» **Exercise directions**
From the listing below, pull out all lines with "Distance" in them.

» **Supplied material**

--------

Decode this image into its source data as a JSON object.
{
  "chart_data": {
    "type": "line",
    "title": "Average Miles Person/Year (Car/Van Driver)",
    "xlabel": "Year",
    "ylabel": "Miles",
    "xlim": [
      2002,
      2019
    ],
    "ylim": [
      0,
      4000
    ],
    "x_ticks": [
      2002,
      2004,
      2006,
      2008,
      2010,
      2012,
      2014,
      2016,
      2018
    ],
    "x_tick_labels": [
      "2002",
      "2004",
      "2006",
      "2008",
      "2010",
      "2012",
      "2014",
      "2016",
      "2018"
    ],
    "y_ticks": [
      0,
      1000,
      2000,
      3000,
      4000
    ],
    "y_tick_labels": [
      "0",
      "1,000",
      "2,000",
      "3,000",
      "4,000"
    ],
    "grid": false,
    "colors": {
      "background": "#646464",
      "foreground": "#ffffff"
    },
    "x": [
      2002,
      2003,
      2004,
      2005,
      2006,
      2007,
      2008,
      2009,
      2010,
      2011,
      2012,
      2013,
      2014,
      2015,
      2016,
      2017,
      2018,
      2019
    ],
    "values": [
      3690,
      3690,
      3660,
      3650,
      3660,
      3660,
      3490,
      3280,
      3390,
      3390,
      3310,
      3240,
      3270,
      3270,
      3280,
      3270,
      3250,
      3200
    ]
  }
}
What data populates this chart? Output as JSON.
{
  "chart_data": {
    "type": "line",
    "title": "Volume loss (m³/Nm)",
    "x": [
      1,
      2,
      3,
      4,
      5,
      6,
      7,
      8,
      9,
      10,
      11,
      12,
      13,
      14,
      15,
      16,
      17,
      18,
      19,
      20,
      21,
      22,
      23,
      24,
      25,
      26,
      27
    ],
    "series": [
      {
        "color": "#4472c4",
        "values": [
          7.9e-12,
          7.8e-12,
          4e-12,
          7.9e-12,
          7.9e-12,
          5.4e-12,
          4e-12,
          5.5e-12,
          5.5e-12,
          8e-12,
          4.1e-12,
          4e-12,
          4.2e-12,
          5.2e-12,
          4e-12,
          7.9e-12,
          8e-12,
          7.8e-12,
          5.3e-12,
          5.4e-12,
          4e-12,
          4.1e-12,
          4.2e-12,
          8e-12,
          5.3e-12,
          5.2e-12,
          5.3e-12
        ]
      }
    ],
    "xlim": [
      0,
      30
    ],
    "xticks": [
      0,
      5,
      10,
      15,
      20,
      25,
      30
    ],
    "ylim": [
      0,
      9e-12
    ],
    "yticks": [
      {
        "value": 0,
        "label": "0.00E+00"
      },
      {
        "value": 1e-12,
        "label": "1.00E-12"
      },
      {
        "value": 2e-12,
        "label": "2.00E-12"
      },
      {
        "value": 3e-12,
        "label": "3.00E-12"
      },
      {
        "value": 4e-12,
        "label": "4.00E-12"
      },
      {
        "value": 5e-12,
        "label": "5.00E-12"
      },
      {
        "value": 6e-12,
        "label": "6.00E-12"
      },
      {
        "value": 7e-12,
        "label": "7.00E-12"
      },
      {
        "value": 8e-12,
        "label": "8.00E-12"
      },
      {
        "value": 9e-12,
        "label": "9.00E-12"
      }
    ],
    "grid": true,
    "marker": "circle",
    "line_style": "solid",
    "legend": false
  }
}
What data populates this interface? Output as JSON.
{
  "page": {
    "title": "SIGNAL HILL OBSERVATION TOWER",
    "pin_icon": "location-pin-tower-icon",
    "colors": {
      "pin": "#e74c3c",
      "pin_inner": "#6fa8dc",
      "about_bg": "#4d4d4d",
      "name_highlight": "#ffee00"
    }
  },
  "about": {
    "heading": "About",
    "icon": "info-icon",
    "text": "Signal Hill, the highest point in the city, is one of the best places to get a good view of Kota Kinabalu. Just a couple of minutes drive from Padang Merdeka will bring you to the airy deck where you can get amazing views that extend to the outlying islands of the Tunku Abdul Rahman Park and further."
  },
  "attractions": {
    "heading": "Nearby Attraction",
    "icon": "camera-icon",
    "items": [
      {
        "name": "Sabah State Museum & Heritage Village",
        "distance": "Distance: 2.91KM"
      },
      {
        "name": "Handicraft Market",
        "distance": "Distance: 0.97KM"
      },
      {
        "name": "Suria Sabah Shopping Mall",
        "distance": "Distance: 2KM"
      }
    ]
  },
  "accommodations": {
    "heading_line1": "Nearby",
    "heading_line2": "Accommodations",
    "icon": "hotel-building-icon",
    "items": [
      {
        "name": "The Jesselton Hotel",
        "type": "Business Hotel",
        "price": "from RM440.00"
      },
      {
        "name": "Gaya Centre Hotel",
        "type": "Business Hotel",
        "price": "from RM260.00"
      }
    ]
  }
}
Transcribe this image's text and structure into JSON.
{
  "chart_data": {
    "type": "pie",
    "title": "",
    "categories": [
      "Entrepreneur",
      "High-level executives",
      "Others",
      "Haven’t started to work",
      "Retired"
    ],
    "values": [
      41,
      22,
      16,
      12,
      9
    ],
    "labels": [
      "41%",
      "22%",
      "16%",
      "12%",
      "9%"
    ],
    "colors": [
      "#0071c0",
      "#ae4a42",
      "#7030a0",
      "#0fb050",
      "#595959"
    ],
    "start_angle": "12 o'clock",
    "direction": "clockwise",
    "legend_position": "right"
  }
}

--------

» **Solution to this exercise**
        "distance": "Distance: 2.91KM"
        "distance": "Distance: 0.97KM"
        "distance": "Distance: 2KM"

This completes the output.